Excerpts from a figure dataset
_ _ _ _

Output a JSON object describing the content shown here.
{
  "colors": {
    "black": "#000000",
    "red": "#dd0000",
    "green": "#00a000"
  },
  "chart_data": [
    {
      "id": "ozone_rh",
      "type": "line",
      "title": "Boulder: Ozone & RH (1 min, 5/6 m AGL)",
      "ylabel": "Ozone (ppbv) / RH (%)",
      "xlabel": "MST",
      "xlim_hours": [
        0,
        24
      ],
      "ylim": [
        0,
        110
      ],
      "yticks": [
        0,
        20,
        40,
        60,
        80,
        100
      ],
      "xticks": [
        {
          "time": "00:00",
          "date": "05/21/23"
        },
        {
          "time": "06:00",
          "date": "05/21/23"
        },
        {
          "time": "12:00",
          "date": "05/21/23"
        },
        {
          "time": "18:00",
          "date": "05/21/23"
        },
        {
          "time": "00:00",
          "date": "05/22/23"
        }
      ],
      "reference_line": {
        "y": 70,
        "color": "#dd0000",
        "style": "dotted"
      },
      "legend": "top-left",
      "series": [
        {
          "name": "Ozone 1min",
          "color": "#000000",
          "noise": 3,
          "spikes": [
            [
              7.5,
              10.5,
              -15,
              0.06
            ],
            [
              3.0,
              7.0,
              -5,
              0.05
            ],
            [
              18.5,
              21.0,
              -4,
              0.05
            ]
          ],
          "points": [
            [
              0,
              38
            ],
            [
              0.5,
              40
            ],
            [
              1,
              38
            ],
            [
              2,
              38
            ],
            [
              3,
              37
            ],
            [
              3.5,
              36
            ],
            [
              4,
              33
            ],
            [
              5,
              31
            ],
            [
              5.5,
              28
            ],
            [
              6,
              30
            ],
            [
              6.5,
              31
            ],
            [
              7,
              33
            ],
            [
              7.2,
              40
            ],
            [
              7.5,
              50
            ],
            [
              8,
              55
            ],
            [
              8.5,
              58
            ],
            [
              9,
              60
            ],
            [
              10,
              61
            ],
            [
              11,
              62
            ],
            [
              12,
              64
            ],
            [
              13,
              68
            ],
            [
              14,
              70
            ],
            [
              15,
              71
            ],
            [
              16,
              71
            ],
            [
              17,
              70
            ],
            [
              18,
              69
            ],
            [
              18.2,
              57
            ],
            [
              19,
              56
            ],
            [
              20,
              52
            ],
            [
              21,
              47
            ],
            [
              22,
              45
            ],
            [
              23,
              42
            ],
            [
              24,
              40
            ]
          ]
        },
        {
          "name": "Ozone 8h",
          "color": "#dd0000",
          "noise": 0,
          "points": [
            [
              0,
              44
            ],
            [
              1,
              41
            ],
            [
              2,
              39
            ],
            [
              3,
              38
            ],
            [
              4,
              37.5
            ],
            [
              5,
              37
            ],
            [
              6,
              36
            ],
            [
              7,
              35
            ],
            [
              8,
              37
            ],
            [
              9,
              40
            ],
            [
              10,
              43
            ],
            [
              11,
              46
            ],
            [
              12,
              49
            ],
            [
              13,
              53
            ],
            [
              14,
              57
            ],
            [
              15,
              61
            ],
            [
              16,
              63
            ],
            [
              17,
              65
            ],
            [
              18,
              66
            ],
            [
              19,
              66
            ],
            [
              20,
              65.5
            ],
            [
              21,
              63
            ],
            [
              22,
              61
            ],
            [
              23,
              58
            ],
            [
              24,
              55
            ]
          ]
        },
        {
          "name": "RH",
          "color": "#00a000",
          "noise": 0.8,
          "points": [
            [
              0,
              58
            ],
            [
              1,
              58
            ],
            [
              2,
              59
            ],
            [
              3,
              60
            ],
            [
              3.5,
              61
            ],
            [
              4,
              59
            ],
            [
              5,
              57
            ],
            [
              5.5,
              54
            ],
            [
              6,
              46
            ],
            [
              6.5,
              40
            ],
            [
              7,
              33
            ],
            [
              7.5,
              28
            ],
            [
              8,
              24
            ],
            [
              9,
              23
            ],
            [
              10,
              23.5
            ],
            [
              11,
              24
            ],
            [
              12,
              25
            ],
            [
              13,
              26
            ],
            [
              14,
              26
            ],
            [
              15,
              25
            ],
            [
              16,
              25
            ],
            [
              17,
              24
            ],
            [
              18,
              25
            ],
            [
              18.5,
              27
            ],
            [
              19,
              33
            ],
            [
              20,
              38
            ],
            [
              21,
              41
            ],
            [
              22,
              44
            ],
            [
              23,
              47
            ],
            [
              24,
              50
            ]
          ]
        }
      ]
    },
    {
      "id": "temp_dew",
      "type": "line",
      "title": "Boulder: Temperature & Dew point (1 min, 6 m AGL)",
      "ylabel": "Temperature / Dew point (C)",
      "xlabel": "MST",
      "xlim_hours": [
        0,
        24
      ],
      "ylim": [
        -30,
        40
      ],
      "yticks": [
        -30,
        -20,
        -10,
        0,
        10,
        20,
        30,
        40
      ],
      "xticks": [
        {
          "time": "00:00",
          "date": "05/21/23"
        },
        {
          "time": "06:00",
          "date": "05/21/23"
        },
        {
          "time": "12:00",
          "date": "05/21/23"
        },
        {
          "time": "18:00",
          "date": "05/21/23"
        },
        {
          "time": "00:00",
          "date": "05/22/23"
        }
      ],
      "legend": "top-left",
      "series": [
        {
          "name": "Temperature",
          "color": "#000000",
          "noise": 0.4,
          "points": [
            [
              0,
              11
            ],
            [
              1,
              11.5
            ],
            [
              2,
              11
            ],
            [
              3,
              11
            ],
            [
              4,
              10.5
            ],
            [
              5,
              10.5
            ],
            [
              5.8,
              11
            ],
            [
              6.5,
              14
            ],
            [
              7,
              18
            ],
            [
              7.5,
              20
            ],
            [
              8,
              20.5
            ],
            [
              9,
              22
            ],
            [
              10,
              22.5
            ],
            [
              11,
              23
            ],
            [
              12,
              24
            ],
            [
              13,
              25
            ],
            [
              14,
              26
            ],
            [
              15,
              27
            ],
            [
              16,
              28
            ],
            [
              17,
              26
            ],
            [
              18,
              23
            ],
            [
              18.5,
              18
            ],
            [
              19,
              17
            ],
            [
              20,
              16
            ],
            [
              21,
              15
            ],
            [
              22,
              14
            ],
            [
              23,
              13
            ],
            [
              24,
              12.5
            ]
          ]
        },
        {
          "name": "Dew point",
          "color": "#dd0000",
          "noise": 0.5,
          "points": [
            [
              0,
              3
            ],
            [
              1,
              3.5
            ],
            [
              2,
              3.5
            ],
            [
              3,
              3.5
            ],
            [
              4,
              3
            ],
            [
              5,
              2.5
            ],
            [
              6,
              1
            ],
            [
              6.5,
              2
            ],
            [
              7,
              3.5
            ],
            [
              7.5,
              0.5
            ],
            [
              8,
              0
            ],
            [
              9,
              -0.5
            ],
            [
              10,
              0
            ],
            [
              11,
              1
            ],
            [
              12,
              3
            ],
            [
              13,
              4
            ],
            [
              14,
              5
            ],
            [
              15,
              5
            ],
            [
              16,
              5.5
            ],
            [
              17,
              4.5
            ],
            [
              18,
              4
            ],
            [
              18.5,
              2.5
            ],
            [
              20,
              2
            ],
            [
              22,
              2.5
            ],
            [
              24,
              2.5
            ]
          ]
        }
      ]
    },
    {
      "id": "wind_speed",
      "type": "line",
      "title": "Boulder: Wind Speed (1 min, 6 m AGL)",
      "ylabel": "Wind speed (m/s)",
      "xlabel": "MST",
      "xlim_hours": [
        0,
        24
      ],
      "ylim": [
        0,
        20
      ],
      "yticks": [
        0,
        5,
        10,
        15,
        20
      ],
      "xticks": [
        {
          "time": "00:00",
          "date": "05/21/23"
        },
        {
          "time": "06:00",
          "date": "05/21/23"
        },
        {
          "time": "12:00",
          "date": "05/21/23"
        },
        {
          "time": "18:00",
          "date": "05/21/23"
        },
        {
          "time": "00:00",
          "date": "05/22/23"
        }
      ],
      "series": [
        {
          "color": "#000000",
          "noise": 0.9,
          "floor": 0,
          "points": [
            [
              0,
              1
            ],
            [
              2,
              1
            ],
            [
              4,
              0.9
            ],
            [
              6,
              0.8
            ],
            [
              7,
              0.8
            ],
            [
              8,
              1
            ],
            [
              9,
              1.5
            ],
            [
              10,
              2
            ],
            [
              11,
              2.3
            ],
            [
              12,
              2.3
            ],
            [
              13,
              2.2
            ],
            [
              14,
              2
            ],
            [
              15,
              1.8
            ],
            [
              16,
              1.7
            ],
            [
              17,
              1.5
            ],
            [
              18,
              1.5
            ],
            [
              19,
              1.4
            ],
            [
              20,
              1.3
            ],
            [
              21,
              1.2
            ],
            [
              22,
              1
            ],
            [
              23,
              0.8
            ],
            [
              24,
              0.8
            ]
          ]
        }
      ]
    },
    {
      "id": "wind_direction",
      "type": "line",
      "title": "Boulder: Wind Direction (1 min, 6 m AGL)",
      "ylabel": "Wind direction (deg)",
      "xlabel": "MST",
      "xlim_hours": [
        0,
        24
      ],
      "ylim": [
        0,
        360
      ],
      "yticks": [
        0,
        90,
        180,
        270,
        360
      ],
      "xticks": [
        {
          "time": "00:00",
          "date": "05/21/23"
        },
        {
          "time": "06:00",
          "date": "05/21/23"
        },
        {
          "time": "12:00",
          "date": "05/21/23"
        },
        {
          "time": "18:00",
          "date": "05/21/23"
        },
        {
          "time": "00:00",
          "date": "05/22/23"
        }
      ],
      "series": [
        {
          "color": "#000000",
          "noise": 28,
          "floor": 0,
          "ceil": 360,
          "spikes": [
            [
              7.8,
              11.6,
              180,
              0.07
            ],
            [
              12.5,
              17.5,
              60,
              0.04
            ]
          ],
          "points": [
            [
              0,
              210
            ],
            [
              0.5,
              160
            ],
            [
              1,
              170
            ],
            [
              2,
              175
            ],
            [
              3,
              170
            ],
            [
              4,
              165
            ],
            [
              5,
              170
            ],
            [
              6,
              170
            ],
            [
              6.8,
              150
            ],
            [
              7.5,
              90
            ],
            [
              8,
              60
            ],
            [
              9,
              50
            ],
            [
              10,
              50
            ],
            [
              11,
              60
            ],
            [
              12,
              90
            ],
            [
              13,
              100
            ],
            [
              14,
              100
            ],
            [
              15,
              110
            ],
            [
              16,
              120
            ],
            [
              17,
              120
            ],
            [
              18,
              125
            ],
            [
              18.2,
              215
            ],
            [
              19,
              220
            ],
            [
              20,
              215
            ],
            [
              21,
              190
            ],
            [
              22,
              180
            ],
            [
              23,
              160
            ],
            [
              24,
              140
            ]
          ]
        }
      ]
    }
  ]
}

_ _ _ _

GIVEN EXERCISE: What is the number of lines in the data that hold the string "ylabel"? Answer with the number only.

EXPECTED ANSWER: 4